◆ RECORDS FOR THIS TASK:
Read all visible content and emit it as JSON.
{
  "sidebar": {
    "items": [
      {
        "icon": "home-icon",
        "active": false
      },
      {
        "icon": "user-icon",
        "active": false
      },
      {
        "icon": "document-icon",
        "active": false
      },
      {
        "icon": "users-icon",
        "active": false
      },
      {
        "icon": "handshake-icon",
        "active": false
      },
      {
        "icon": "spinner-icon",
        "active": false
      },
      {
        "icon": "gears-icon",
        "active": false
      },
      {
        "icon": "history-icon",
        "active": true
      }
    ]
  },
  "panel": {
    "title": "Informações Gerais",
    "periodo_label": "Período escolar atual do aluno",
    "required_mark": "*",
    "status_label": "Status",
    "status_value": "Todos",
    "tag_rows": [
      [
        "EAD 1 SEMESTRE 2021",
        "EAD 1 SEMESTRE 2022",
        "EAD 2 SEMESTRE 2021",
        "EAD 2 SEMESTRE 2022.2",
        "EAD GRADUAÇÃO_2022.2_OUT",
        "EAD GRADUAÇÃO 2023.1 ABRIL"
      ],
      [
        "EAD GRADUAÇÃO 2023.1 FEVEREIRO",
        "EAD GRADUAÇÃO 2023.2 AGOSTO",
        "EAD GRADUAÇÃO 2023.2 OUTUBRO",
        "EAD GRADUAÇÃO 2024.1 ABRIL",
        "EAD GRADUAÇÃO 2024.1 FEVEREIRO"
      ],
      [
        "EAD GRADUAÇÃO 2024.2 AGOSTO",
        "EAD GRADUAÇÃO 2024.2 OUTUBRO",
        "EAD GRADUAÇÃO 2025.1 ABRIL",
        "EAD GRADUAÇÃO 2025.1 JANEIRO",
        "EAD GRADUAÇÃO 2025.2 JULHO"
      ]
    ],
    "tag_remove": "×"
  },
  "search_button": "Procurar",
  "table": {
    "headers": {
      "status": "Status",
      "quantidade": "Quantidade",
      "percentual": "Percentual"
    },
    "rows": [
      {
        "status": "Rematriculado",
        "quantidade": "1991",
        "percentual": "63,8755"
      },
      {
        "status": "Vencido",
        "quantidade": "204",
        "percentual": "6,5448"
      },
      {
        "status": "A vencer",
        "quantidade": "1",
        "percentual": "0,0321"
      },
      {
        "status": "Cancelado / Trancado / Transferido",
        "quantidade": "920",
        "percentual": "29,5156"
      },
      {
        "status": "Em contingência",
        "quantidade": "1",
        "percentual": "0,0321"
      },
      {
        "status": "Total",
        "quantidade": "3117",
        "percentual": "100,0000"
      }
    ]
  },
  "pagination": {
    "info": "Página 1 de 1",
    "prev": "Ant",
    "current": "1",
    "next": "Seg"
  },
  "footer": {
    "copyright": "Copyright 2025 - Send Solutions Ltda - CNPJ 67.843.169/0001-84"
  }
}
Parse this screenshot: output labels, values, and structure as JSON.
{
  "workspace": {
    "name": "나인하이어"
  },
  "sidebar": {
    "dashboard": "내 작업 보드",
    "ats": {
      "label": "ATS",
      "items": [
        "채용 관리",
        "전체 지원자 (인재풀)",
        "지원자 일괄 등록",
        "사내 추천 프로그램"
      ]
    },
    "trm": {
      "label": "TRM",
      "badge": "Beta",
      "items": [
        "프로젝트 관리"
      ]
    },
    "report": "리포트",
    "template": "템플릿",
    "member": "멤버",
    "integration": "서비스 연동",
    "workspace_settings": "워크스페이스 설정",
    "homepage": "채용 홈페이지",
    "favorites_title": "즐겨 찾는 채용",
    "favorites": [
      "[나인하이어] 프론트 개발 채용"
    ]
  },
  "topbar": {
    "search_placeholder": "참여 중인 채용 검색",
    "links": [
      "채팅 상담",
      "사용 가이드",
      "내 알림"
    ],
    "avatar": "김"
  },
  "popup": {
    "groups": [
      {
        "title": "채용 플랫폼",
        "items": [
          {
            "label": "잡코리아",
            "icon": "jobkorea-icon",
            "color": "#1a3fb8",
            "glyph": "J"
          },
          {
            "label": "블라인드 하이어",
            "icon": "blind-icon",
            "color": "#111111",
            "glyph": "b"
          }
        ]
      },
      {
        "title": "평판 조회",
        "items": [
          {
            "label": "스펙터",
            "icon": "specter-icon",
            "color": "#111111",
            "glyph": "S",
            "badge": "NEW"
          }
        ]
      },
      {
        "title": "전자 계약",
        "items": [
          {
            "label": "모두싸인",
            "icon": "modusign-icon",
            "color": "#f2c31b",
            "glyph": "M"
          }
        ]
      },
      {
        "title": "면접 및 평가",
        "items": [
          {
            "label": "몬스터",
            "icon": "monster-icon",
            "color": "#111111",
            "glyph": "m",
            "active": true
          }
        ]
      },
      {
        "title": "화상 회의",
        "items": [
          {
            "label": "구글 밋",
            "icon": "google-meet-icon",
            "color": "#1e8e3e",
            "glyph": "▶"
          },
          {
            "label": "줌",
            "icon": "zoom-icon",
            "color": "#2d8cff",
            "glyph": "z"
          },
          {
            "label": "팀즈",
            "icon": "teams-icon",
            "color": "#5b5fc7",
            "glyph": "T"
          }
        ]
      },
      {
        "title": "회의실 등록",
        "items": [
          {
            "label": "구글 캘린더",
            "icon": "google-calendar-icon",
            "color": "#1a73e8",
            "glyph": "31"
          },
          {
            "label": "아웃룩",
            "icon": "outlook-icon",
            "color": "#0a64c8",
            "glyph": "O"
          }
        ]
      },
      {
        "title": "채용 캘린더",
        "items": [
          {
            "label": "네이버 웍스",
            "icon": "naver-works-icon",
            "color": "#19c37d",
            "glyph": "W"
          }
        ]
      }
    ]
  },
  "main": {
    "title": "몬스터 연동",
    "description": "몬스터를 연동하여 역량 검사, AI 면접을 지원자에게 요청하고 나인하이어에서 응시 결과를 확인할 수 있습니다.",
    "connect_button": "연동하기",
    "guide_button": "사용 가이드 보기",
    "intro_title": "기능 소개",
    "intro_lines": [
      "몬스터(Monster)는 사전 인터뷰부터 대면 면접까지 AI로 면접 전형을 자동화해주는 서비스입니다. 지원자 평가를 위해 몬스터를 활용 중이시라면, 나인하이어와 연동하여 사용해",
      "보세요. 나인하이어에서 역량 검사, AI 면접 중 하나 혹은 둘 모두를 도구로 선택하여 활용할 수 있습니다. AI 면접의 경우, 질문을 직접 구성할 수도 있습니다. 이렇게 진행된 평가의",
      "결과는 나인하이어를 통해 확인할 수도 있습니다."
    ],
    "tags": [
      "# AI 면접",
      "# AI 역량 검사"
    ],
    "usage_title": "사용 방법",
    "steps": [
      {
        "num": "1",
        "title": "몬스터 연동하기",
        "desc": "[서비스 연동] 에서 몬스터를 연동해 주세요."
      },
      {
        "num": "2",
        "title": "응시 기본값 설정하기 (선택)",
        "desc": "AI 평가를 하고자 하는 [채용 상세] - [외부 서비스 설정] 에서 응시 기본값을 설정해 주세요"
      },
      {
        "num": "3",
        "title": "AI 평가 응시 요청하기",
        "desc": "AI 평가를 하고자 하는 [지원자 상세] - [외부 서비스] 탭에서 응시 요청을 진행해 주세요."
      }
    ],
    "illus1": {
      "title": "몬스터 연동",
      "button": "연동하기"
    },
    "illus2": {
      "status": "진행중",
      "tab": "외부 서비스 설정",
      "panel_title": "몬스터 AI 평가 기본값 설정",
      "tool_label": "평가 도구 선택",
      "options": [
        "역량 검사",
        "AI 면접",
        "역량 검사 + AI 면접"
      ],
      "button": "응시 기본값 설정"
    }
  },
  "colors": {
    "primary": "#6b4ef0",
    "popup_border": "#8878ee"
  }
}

◆ YOUR GOAL:
Output the full listing exactly as it stands.

◆ TASK RESULT:
Read all visible content and emit it as JSON.
{
  "sidebar": {
    "items": [
      {
        "icon": "home-icon",
        "active": false
      },
      {
        "icon": "user-icon",
        "active": false
      },
      {
        "icon": "document-icon",
        "active": false
      },
      {
        "icon": "users-icon",
        "active": false
      },
      {
        "icon": "handshake-icon",
        "active": false
      },
      {
        "icon": "spinner-icon",
        "active": false
      },
      {
        "icon": "gears-icon",
        "active": false
      },
      {
        "icon": "history-icon",
        "active": true
      }
    ]
  },
  "panel": {
    "title": "Informações Gerais",
    "periodo_label": "Período escolar atual do aluno",
    "required_mark": "*",
    "status_label": "Status",
    "status_value": "Todos",
    "tag_rows": [
      [
        "EAD 1 SEMESTRE 2021",
        "EAD 1 SEMESTRE 2022",
        "EAD 2 SEMESTRE 2021",
        "EAD 2 SEMESTRE 2022.2",
        "EAD GRADUAÇÃO_2022.2_OUT",
        "EAD GRADUAÇÃO 2023.1 ABRIL"
      ],
      [
        "EAD GRADUAÇÃO 2023.1 FEVEREIRO",
        "EAD GRADUAÇÃO 2023.2 AGOSTO",
        "EAD GRADUAÇÃO 2023.2 OUTUBRO",
        "EAD GRADUAÇÃO 2024.1 ABRIL",
        "EAD GRADUAÇÃO 2024.1 FEVEREIRO"
      ],
      [
        "EAD GRADUAÇÃO 2024.2 AGOSTO",
        "EAD GRADUAÇÃO 2024.2 OUTUBRO",
        "EAD GRADUAÇÃO 2025.1 ABRIL",
        "EAD GRADUAÇÃO 2025.1 JANEIRO",
        "EAD GRADUAÇÃO 2025.2 JULHO"
      ]
    ],
    "tag_remove": "×"
  },
  "search_button": "Procurar",
  "table": {
    "headers": {
      "status": "Status",
      "quantidade": "Quantidade",
      "percentual": "Percentual"
    },
    "rows": [
      {
        "status": "Rematriculado",
        "quantidade": "1991",
        "percentual": "63,8755"
      },
      {
        "status": "Vencido",
        "quantidade": "204",
        "percentual": "6,5448"
      },
      {
        "status": "A vencer",
        "quantidade": "1",
        "percentual": "0,0321"
      },
      {
        "status": "Cancelado / Trancado / Transferido",
        "quantidade": "920",
        "percentual": "29,5156"
      },
      {
        "status": "Em contingência",
        "quantidade": "1",
        "percentual": "0,0321"
      },
      {
        "status": "Total",
        "quantidade": "3117",
        "percentual": "100,0000"
      }
    ]
  },
  "pagination": {
    "info": "Página 1 de 1",
    "prev": "Ant",
    "current": "1",
    "next": "Seg"
  },
  "footer": {
    "copyright": "Copyright 2025 - Send Solutions Ltda - CNPJ 67.843.169/0001-84"
  }
}
Parse this screenshot: output labels, values, and structure as JSON.
{
  "workspace": {
    "name": "나인하이어"
  },
  "sidebar": {
    "dashboard": "내 작업 보드",
    "ats": {
      "label": "ATS",
      "items": [
        "채용 관리",
        "전체 지원자 (인재풀)",
        "지원자 일괄 등록",
        "사내 추천 프로그램"
      ]
    },
    "trm": {
      "label": "TRM",
      "badge": "Beta",
      "items": [
        "프로젝트 관리"
      ]
    },
    "report": "리포트",
    "template": "템플릿",
    "member": "멤버",
    "integration": "서비스 연동",
    "workspace_settings": "워크스페이스 설정",
    "homepage": "채용 홈페이지",
    "favorites_title": "즐겨 찾는 채용",
    "favorites": [
      "[나인하이어] 프론트 개발 채용"
    ]
  },
  "topbar": {
    "search_placeholder": "참여 중인 채용 검색",
    "links": [
      "채팅 상담",
      "사용 가이드",
      "내 알림"
    ],
    "avatar": "김"
  },
  "popup": {
    "groups": [
      {
        "title": "채용 플랫폼",
        "items": [
          {
            "label": "잡코리아",
            "icon": "jobkorea-icon",
            "color": "#1a3fb8",
            "glyph": "J"
          },
          {
            "label": "블라인드 하이어",
            "icon": "blind-icon",
            "color": "#111111",
            "glyph": "b"
          }
        ]
      },
      {
        "title": "평판 조회",
        "items": [
          {
            "label": "스펙터",
            "icon": "specter-icon",
            "color": "#111111",
            "glyph": "S",
            "badge": "NEW"
          }
        ]
      },
      {
        "title": "전자 계약",
        "items": [
          {
            "label": "모두싸인",
            "icon": "modusign-icon",
            "color": "#f2c31b",
            "glyph": "M"
          }
        ]
      },
      {
        "title": "면접 및 평가",
        "items": [
          {
            "label": "몬스터",
            "icon": "monster-icon",
            "color": "#111111",
            "glyph": "m",
            "active": true
          }
        ]
      },
      {
        "title": "화상 회의",
        "items": [
          {
            "label": "구글 밋",
            "icon": "google-meet-icon",
            "color": "#1e8e3e",
            "glyph": "▶"
          },
          {
            "label": "줌",
            "icon": "zoom-icon",
            "color": "#2d8cff",
            "glyph": "z"
          },
          {
            "label": "팀즈",
            "icon": "teams-icon",
            "color": "#5b5fc7",
            "glyph": "T"
          }
        ]
      },
      {
        "title": "회의실 등록",
        "items": [
          {
            "label": "구글 캘린더",
            "icon": "google-calendar-icon",
            "color": "#1a73e8",
            "glyph": "31"
          },
          {
            "label": "아웃룩",
            "icon": "outlook-icon",
            "color": "#0a64c8",
            "glyph": "O"
          }
        ]
      },
      {
        "title": "채용 캘린더",
        "items": [
          {
            "label": "네이버 웍스",
            "icon": "naver-works-icon",
            "color": "#19c37d",
            "glyph": "W"
          }
        ]
      }
    ]
  },
  "main": {
    "title": "몬스터 연동",
    "description": "몬스터를 연동하여 역량 검사, AI 면접을 지원자에게 요청하고 나인하이어에서 응시 결과를 확인할 수 있습니다.",
    "connect_button": "연동하기",
    "guide_button": "사용 가이드 보기",
    "intro_title": "기능 소개",
    "intro_lines": [
      "몬스터(Monster)는 사전 인터뷰부터 대면 면접까지 AI로 면접 전형을 자동화해주는 서비스입니다. 지원자 평가를 위해 몬스터를 활용 중이시라면, 나인하이어와 연동하여 사용해",
      "보세요. 나인하이어에서 역량 검사, AI 면접 중 하나 혹은 둘 모두를 도구로 선택하여 활용할 수 있습니다. AI 면접의 경우, 질문을 직접 구성할 수도 있습니다. 이렇게 진행된 평가의",
      "결과는 나인하이어를 통해 확인할 수도 있습니다."
    ],
    "tags": [
      "# AI 면접",
      "# AI 역량 검사"
    ],
    "usage_title": "사용 방법",
    "steps": [
      {
        "num": "1",
        "title": "몬스터 연동하기",
        "desc": "[서비스 연동] 에서 몬스터를 연동해 주세요."
      },
      {
        "num": "2",
        "title": "응시 기본값 설정하기 (선택)",
        "desc": "AI 평가를 하고자 하는 [채용 상세] - [외부 서비스 설정] 에서 응시 기본값을 설정해 주세요"
      },
      {
        "num": "3",
        "title": "AI 평가 응시 요청하기",
        "desc": "AI 평가를 하고자 하는 [지원자 상세] - [외부 서비스] 탭에서 응시 요청을 진행해 주세요."
      }
    ],
    "illus1": {
      "title": "몬스터 연동",
      "button": "연동하기"
    },
    "illus2": {
      "status": "진행중",
      "tab": "외부 서비스 설정",
      "panel_title": "몬스터 AI 평가 기본값 설정",
      "tool_label": "평가 도구 선택",
      "options": [
        "역량 검사",
        "AI 면접",
        "역량 검사 + AI 면접"
      ],
      "button": "응시 기본값 설정"
    }
  },
  "colors": {
    "primary": "#6b4ef0",
    "popup_border": "#8878ee"
  }
}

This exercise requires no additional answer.